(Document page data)
-=-=-
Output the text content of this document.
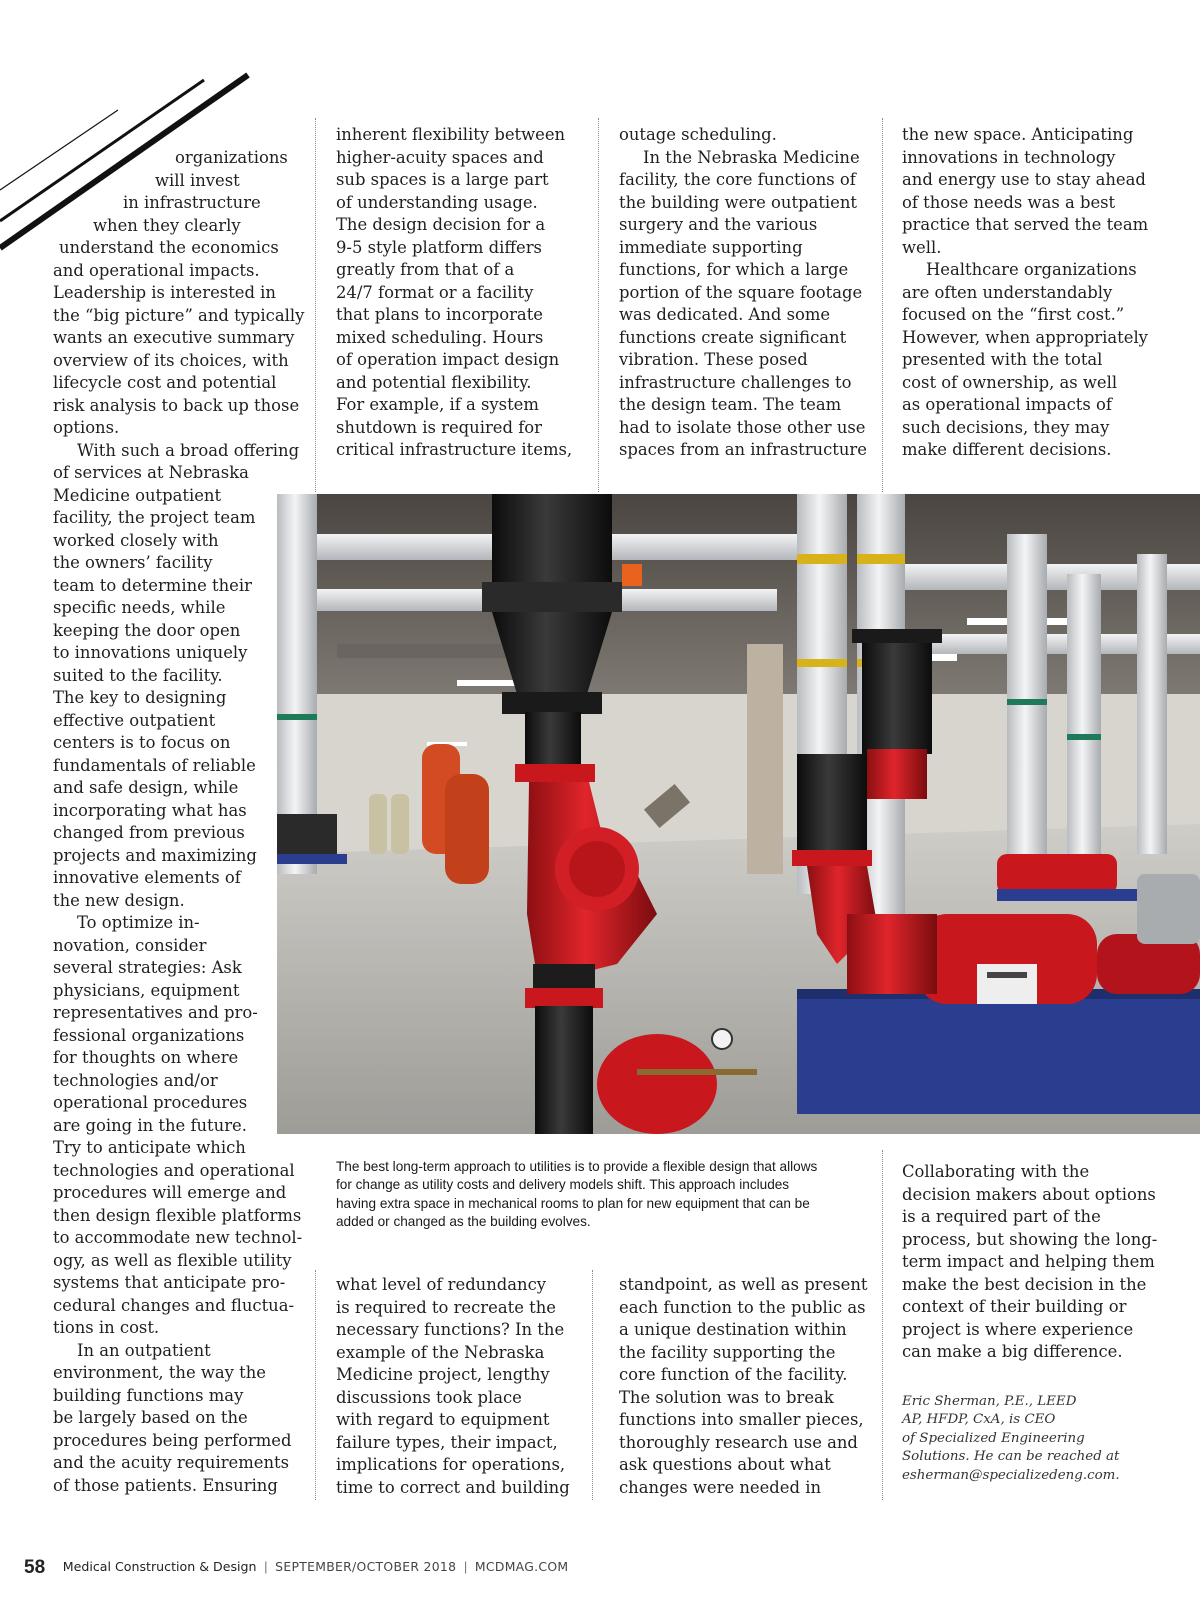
organizations
will invest
in infrastructure
when they clearly
understand the economics
and operational impacts.
Leadership is interested in
the “big picture” and typically
wants an executive summary
overview of its choices, with
lifecycle cost and potential
risk analysis to back up those
options.
With such a broad offering
of services at Nebraska
Medicine outpatient
facility, the project team
worked closely with
the owners’ facility
team to determine their
specific needs, while
keeping the door open
to innovations uniquely
suited to the facility.
The key to designing
effective outpatient
centers is to focus on
fundamentals of reliable
and safe design, while
incorporating what has
changed from previous
projects and maximizing
innovative elements of
the new design.
To optimize in-
novation, consider
several strategies: Ask
physicians, equipment
representatives and pro-
fessional organizations
for thoughts on where
technologies and/or
operational procedures
are going in the future.
Try to anticipate which
technologies and operational
procedures will emerge and
then design flexible platforms
to accommodate new technol-
ogy, as well as flexible utility
systems that anticipate pro-
cedural changes and fluctua-
tions in cost.
In an outpatient
environment, the way the
building functions may
be largely based on the
procedures being performed
and the acuity requirements
of those patients. Ensuring
inherent flexibility between
higher-acuity spaces and
sub spaces is a large part
of understanding usage.
The design decision for a
9-5 style platform differs
greatly from that of a
24/7 format or a facility
that plans to incorporate
mixed scheduling. Hours
of operation impact design
and potential flexibility.
For example, if a system
shutdown is required for
critical infrastructure items,
outage scheduling.
In the Nebraska Medicine
facility, the core functions of
the building were outpatient
surgery and the various
immediate supporting
functions, for which a large
portion of the square footage
was dedicated. And some
functions create significant
vibration. These posed
infrastructure challenges to
the design team. The team
had to isolate those other use
spaces from an infrastructure
the new space. Anticipating
innovations in technology
and energy use to stay ahead
of those needs was a best
practice that served the team
well.
Healthcare organizations
are often understandably
focused on the “first cost.”
However, when appropriately
presented with the total
cost of ownership, as well
as operational impacts of
such decisions, they may
make different decisions.
The best long-term approach to utilities is to provide a flexible design that allows
for change as utility costs and delivery models shift. This approach includes
having extra space in mechanical rooms to plan for new equipment that can be
added or changed as the building evolves.
what level of redundancy
is required to recreate the
necessary functions? In the
example of the Nebraska
Medicine project, lengthy
discussions took place
with regard to equipment
failure types, their impact,
implications for operations,
time to correct and building
standpoint, as well as present
each function to the public as
a unique destination within
the facility supporting the
core function of the facility.
The solution was to break
functions into smaller pieces,
thoroughly research use and
ask questions about what
changes were needed in
Collaborating with the
decision makers about options
is a required part of the
process, but showing the long-
term impact and helping them
make the best decision in the
context of their building or
project is where experience
can make a big difference.
Eric Sherman, P.E., LEED
AP, HFDP, CxA, is CEO
of Specialized Engineering
Solutions. He can be reached at
esherman@specializedeng.com.
58 Medical Construction & Design | SEPTEMBER/OCTOBER 2018 | MCDMAG.COM
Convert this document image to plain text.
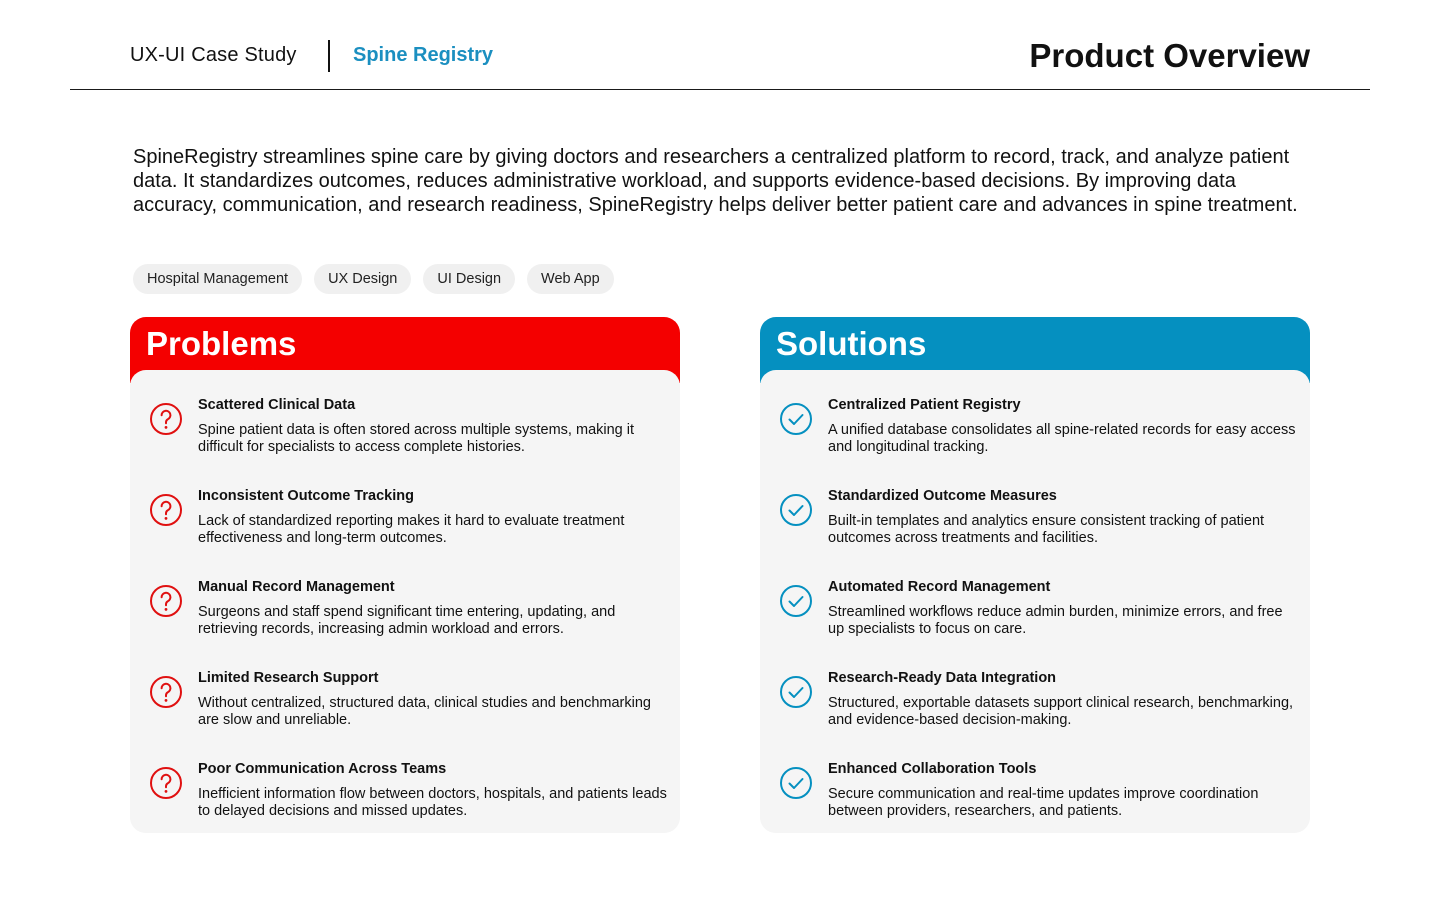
UX-UI Case Study	Spine Registry	Product Overview

SpineRegistry streamlines spine care by giving doctors and researchers a centralized platform to record, track, and analyze patient data. It standardizes outcomes, reduces administrative workload, and supports evidence-based decisions. By improving data accuracy, communication, and research readiness, SpineRegistry helps deliver better patient care and advances in spine treatment.

Hospital Management	UX Design	UI Design	Web App
Problems
Scattered Clinical Data
Spine patient data is often stored across multiple systems, making it difficult for specialists to access complete histories.
Inconsistent Outcome Tracking
Lack of standardized reporting makes it hard to evaluate treatment effectiveness and long-term outcomes.
Manual Record Management
Surgeons and staff spend significant time entering, updating, and retrieving records, increasing admin workload and errors.
Limited Research Support
Without centralized, structured data, clinical studies and benchmarking are slow and unreliable.
Poor Communication Across Teams
Inefficient information flow between doctors, hospitals, and patients leads to delayed decisions and missed updates.
Solutions
Centralized Patient Registry
A unified database consolidates all spine-related records for easy access and longitudinal tracking.
Standardized Outcome Measures
Built-in templates and analytics ensure consistent tracking of patient outcomes across treatments and facilities.
Automated Record Management
Streamlined workflows reduce admin burden, minimize errors, and free up specialists to focus on care.
Research-Ready Data Integration
Structured, exportable datasets support clinical research, benchmarking, and evidence-based decision-making.
Enhanced Collaboration Tools
Secure communication and real-time updates improve coordination between providers, researchers, and patients.
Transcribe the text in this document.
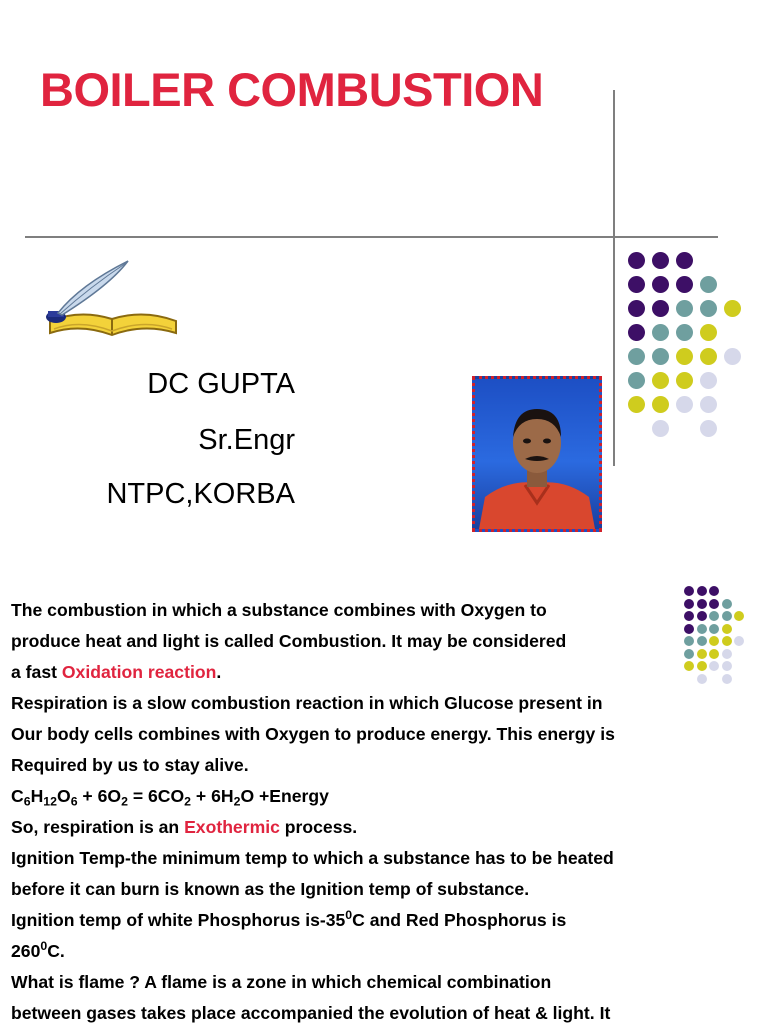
BOILER COMBUSTION
DC GUPTA
Sr.Engr
NTPC,KORBA
The combustion in which a substance combines with Oxygen to
produce heat and light is called Combustion. It may be considered
a fast Oxidation reaction.
Respiration is a slow combustion reaction in which Glucose present in
Our body cells combines with Oxygen to produce energy. This energy is
Required by us to stay alive.
$C_6H_{12}O_6 + 6O_2 = 6CO_2 + 6H_2O$ +Energy
So, respiration is an Exothermic process.
Ignition Temp-the minimum temp to which a substance has to be heated
before it can burn is known as the Ignition temp of substance.
Ignition temp of white Phosphorus $is-35^0C$ and Red Phosphorus is
$260^0C$.
What is flame ? A flame is a zone in which chemical combination
between gases takes place accompanied the evolution of heat & light. It
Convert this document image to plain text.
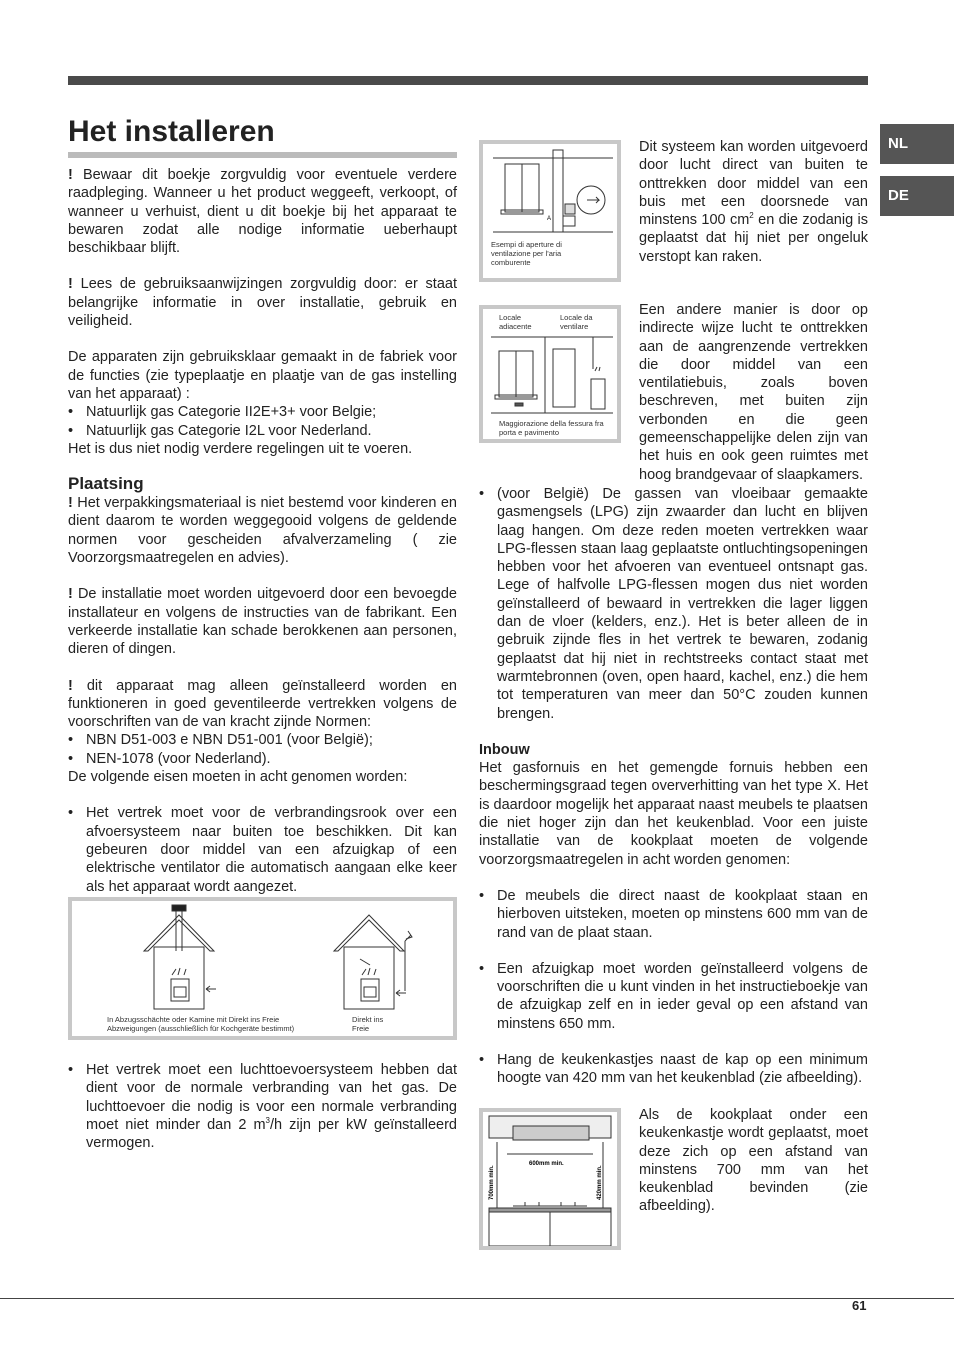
NL
DE
Het installeren

! Bewaar dit boekje zorgvuldig voor eventuele verdere raadpleging. Wanneer u het product weggeeft, verkoopt, of wanneer u verhuist, dient u dit boekje bij het apparaat te bewaren zodat alle nodige informatie ueberhaupt beschikbaar blijft.

! Lees de gebruiksaanwijzingen zorgvuldig door: er staat belangrijke informatie in over installatie, gebruik en veiligheid.

De apparaten zijn gebruiksklaar gemaakt in de fabriek voor de functies (zie typeplaatje en plaatje van de gas instelling van het apparaat) :

• Natuurlijk gas Categorie II2E+3+ voor Belgie;
• Natuurlijk gas Categorie I2L voor Nederland.

Het is dus niet nodig verdere regelingen uit te voeren.

Plaatsing

! Het verpakkingsmateriaal is niet bestemd voor kinderen en dient daarom te worden weggegooid volgens de geldende normen voor gescheiden afvalverzameling ( zie Voorzorgsmaatregelen en advies).

! De installatie moet worden uitgevoerd door een bevoegde installateur en volgens de instructies van de fabrikant. Een verkeerde installatie kan schade berokkenen aan personen, dieren of dingen.

! dit apparaat mag alleen geïnstalleerd worden en funktioneren in goed geventileerde vertrekken volgens de voorschriften van de van kracht zijnde Normen:

• NBN D51-003 e NBN D51-001 (voor België);
• NEN-1078 (voor Nederland).

De volgende eisen moeten in acht genomen worden:

• Het vertrek moet voor de verbrandingsrook over een afvoersysteem naar buiten toe beschikken. Dit kan gebeuren door middel van een afzuigkap of een elektrische ventilator die automatisch aangaan elke keer als het apparaat wordt aangezet.
In Abzugsschächte oder Kamine mit Direkt ins Freie Abzweigungen (ausschließlich für Kochgeräte bestimmt)
Direkt ins Freie
• Het vertrek moet een luchttoevoersysteem hebben dat dient voor de normale verbranding van het gas. De luchttoevoer die nodig is voor een normale verbranding moet niet minder dan 2 $m^3/h$ zijn per kW geïnstalleerd vermogen.
A
Esempi di aperture di ventilazione per l'aria comburente

Dit systeem kan worden uitgevoerd door lucht direct van buiten te onttrekken door middel van een buis met een doorsnede van minstens 100 $cm^2$ en die zodanig is geplaatst dat hij niet per ongeluk verstopt kan raken.

Locale adiacente
Locale da ventilare
Maggiorazione della fessura fra porta e pavimento

Een andere manier is door op indirecte wijze lucht te onttrekken aan de aangrenzende vertrekken die door middel van een ventilatiebuis, zoals boven beschreven, met buiten zijn verbonden en die geen gemeenschappelijke delen zijn van het huis en ook geen ruimtes met hoog brandgevaar of slaapkamers.

• (voor België) De gassen van vloeibaar gemaakte gasmengsels (LPG) zijn zwaarder dan lucht en blijven laag hangen. Om deze reden moeten vertrekken waar LPG-flessen staan laag geplaatste ontluchtingsopeningen hebben voor het afvoeren van eventueel ontsnapt gas. Lege of halfvolle LPG-flessen mogen dus niet worden geïnstalleerd of bewaard in vertrekken die lager liggen dan de vloer (kelders, enz.). Het is beter alleen de in gebruik zijnde fles in het vertrek te bewaren, zodanig geplaatst dat hij niet in rechtstreeks contact staat met warmtebronnen (oven, open haard, kachel, enz.) die hem tot temperaturen van meer dan 50°C zouden kunnen brengen.
Inbouw

Het gasfornuis en het gemengde fornuis hebben een beschermingsgraad tegen oververhitting van het type X. Het is daardoor mogelijk het apparaat naast meubels te plaatsen die niet hoger zijn dan het keukenblad. Voor een juiste installatie van de kookplaat moeten de volgende voorzorgsmaatregelen in acht worden genomen:

• De meubels die direct naast de kookplaat staan en hierboven uitsteken, moeten op minstens 600 mm van de rand van de plaat staan.
• Een afzuigkap moet worden geïnstalleerd volgens de voorschriften die u kunt vinden in het instructieboekje van de afzuigkap zelf en in ieder geval op een afstand van minstens 650 mm.
• Hang de keukenkastjes naast de kap op een minimum hoogte van 420 mm van het keukenblad (zie afbeelding).
600mm min.
700mm min.	420mm min.

Als de kookplaat onder een keukenkastje wordt geplaatst, moet deze zich op een afstand van minstens 700 mm van het keukenblad bevinden (zie afbeelding).

61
-=-=-
# EXERCISE REQUIREMENTS
Which lines of the records above contain the word "anticipate"? Show each of them.

# OUTPUT FOR THIS EXERCISE
Try to anticipate which
systems that anticipate pro-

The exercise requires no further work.